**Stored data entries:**
'''
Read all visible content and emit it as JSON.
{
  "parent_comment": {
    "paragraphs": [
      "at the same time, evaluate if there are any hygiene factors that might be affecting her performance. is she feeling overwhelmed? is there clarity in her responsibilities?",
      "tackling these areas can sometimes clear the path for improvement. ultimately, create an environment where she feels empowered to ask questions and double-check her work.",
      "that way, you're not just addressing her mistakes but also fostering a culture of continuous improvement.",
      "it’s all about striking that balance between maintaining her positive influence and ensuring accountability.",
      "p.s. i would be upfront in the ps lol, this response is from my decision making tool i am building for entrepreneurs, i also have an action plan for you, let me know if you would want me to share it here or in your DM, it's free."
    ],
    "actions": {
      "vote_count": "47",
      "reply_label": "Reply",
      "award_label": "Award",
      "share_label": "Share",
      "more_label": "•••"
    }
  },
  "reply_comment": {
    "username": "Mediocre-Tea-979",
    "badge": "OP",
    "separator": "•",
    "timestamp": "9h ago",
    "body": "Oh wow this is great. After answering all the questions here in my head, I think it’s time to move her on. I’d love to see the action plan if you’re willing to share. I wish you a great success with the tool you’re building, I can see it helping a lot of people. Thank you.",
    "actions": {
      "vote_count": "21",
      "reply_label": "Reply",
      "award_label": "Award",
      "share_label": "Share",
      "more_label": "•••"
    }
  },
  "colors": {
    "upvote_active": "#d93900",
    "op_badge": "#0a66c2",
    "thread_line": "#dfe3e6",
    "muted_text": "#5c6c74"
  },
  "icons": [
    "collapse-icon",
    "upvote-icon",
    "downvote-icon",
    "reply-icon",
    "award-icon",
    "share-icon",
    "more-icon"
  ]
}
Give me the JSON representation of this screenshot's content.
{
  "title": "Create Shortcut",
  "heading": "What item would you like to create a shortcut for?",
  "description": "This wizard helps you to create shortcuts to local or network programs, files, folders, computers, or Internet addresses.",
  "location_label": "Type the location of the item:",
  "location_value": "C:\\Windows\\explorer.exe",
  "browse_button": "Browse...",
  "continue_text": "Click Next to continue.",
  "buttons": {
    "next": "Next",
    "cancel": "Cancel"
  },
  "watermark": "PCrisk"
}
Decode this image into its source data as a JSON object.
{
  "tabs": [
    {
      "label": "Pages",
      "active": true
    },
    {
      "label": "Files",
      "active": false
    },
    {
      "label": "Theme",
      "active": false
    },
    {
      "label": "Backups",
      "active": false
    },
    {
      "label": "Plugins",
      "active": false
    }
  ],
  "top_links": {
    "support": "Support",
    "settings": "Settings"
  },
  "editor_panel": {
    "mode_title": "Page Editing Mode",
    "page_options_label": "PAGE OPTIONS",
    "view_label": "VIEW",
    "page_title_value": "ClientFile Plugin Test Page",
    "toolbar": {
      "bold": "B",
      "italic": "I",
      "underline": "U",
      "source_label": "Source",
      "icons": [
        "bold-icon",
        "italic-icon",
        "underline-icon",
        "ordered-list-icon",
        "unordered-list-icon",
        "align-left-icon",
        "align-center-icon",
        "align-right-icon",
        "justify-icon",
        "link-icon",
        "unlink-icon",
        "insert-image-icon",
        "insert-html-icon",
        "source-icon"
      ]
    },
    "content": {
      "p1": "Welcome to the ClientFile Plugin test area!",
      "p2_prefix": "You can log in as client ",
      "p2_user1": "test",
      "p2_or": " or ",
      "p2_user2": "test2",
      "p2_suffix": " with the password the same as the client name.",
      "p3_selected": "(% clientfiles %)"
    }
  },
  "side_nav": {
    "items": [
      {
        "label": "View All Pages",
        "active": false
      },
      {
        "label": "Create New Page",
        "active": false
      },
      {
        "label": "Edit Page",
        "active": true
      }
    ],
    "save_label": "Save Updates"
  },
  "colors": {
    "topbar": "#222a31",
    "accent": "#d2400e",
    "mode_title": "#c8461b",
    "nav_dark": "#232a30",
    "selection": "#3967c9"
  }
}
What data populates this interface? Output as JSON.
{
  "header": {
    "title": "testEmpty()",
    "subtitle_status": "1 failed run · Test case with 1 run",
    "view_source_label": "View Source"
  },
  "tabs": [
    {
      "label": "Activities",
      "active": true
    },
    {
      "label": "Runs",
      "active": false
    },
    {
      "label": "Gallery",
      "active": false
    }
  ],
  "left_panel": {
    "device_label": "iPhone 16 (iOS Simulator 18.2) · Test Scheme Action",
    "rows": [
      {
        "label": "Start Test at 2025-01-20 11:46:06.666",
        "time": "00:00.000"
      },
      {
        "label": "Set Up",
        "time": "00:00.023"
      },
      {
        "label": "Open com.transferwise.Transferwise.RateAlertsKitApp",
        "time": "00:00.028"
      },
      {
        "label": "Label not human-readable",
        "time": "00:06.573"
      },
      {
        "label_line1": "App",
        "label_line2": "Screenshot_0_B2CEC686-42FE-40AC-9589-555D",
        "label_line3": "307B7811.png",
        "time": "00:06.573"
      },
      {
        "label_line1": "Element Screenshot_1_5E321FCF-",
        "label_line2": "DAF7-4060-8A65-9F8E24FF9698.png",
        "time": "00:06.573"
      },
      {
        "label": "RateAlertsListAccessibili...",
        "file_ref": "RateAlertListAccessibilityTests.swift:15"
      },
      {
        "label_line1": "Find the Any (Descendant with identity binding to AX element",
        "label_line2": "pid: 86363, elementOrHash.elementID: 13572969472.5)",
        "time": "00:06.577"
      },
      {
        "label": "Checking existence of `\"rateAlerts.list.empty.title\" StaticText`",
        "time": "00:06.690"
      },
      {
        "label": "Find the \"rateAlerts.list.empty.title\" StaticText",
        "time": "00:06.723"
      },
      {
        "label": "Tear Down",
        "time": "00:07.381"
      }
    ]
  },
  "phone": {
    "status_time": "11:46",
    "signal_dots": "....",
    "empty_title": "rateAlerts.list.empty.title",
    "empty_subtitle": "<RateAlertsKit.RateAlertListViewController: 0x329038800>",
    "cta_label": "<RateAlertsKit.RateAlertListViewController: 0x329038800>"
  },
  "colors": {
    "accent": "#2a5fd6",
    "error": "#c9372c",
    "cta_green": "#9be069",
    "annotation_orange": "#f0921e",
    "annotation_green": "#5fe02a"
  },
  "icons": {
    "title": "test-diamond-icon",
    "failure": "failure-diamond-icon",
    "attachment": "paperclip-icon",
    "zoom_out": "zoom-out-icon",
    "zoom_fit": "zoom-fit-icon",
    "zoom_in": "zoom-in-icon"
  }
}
'''
**What is needed:** Give back the whole listing exactly as it reads.

**Response to the task:**
Read all visible content and emit it as JSON.
{
  "parent_comment": {
    "paragraphs": [
      "at the same time, evaluate if there are any hygiene factors that might be affecting her performance. is she feeling overwhelmed? is there clarity in her responsibilities?",
      "tackling these areas can sometimes clear the path for improvement. ultimately, create an environment where she feels empowered to ask questions and double-check her work.",
      "that way, you're not just addressing her mistakes but also fostering a culture of continuous improvement.",
      "it’s all about striking that balance between maintaining her positive influence and ensuring accountability.",
      "p.s. i would be upfront in the ps lol, this response is from my decision making tool i am building for entrepreneurs, i also have an action plan for you, let me know if you would want me to share it here or in your DM, it's free."
    ],
    "actions": {
      "vote_count": "47",
      "reply_label": "Reply",
      "award_label": "Award",
      "share_label": "Share",
      "more_label": "•••"
    }
  },
  "reply_comment": {
    "username": "Mediocre-Tea-979",
    "badge": "OP",
    "separator": "•",
    "timestamp": "9h ago",
    "body": "Oh wow this is great. After answering all the questions here in my head, I think it’s time to move her on. I’d love to see the action plan if you’re willing to share. I wish you a great success with the tool you’re building, I can see it helping a lot of people. Thank you.",
    "actions": {
      "vote_count": "21",
      "reply_label": "Reply",
      "award_label": "Award",
      "share_label": "Share",
      "more_label": "•••"
    }
  },
  "colors": {
    "upvote_active": "#d93900",
    "op_badge": "#0a66c2",
    "thread_line": "#dfe3e6",
    "muted_text": "#5c6c74"
  },
  "icons": [
    "collapse-icon",
    "upvote-icon",
    "downvote-icon",
    "reply-icon",
    "award-icon",
    "share-icon",
    "more-icon"
  ]
}
Give me the JSON representation of this screenshot's content.
{
  "title": "Create Shortcut",
  "heading": "What item would you like to create a shortcut for?",
  "description": "This wizard helps you to create shortcuts to local or network programs, files, folders, computers, or Internet addresses.",
  "location_label": "Type the location of the item:",
  "location_value": "C:\\Windows\\explorer.exe",
  "browse_button": "Browse...",
  "continue_text": "Click Next to continue.",
  "buttons": {
    "next": "Next",
    "cancel": "Cancel"
  },
  "watermark": "PCrisk"
}
Decode this image into its source data as a JSON object.
{
  "tabs": [
    {
      "label": "Pages",
      "active": true
    },
    {
      "label": "Files",
      "active": false
    },
    {
      "label": "Theme",
      "active": false
    },
    {
      "label": "Backups",
      "active": false
    },
    {
      "label": "Plugins",
      "active": false
    }
  ],
  "top_links": {
    "support": "Support",
    "settings": "Settings"
  },
  "editor_panel": {
    "mode_title": "Page Editing Mode",
    "page_options_label": "PAGE OPTIONS",
    "view_label": "VIEW",
    "page_title_value": "ClientFile Plugin Test Page",
    "toolbar": {
      "bold": "B",
      "italic": "I",
      "underline": "U",
      "source_label": "Source",
      "icons": [
        "bold-icon",
        "italic-icon",
        "underline-icon",
        "ordered-list-icon",
        "unordered-list-icon",
        "align-left-icon",
        "align-center-icon",
        "align-right-icon",
        "justify-icon",
        "link-icon",
        "unlink-icon",
        "insert-image-icon",
        "insert-html-icon",
        "source-icon"
      ]
    },
    "content": {
      "p1": "Welcome to the ClientFile Plugin test area!",
      "p2_prefix": "You can log in as client ",
      "p2_user1": "test",
      "p2_or": " or ",
      "p2_user2": "test2",
      "p2_suffix": " with the password the same as the client name.",
      "p3_selected": "(% clientfiles %)"
    }
  },
  "side_nav": {
    "items": [
      {
        "label": "View All Pages",
        "active": false
      },
      {
        "label": "Create New Page",
        "active": false
      },
      {
        "label": "Edit Page",
        "active": true
      }
    ],
    "save_label": "Save Updates"
  },
  "colors": {
    "topbar": "#222a31",
    "accent": "#d2400e",
    "mode_title": "#c8461b",
    "nav_dark": "#232a30",
    "selection": "#3967c9"
  }
}
What data populates this interface? Output as JSON.
{
  "header": {
    "title": "testEmpty()",
    "subtitle_status": "1 failed run · Test case with 1 run",
    "view_source_label": "View Source"
  },
  "tabs": [
    {
      "label": "Activities",
      "active": true
    },
    {
      "label": "Runs",
      "active": false
    },
    {
      "label": "Gallery",
      "active": false
    }
  ],
  "left_panel": {
    "device_label": "iPhone 16 (iOS Simulator 18.2) · Test Scheme Action",
    "rows": [
      {
        "label": "Start Test at 2025-01-20 11:46:06.666",
        "time": "00:00.000"
      },
      {
        "label": "Set Up",
        "time": "00:00.023"
      },
      {
        "label": "Open com.transferwise.Transferwise.RateAlertsKitApp",
        "time": "00:00.028"
      },
      {
        "label": "Label not human-readable",
        "time": "00:06.573"
      },
      {
        "label_line1": "App",
        "label_line2": "Screenshot_0_B2CEC686-42FE-40AC-9589-555D",
        "label_line3": "307B7811.png",
        "time": "00:06.573"
      },
      {
        "label_line1": "Element Screenshot_1_5E321FCF-",
        "label_line2": "DAF7-4060-8A65-9F8E24FF9698.png",
        "time": "00:06.573"
      },
      {
        "label": "RateAlertsListAccessibili...",
        "file_ref": "RateAlertListAccessibilityTests.swift:15"
      },
      {
        "label_line1": "Find the Any (Descendant with identity binding to AX element",
        "label_line2": "pid: 86363, elementOrHash.elementID: 13572969472.5)",
        "time": "00:06.577"
      },
      {
        "label": "Checking existence of `\"rateAlerts.list.empty.title\" StaticText`",
        "time": "00:06.690"
      },
      {
        "label": "Find the \"rateAlerts.list.empty.title\" StaticText",
        "time": "00:06.723"
      },
      {
        "label": "Tear Down",
        "time": "00:07.381"
      }
    ]
  },
  "phone": {
    "status_time": "11:46",
    "signal_dots": "....",
    "empty_title": "rateAlerts.list.empty.title",
    "empty_subtitle": "<RateAlertsKit.RateAlertListViewController: 0x329038800>",
    "cta_label": "<RateAlertsKit.RateAlertListViewController: 0x329038800>"
  },
  "colors": {
    "accent": "#2a5fd6",
    "error": "#c9372c",
    "cta_green": "#9be069",
    "annotation_orange": "#f0921e",
    "annotation_green": "#5fe02a"
  },
  "icons": {
    "title": "test-diamond-icon",
    "failure": "failure-diamond-icon",
    "attachment": "paperclip-icon",
    "zoom_out": "zoom-out-icon",
    "zoom_fit": "zoom-fit-icon",
    "zoom_in": "zoom-in-icon"
  }
}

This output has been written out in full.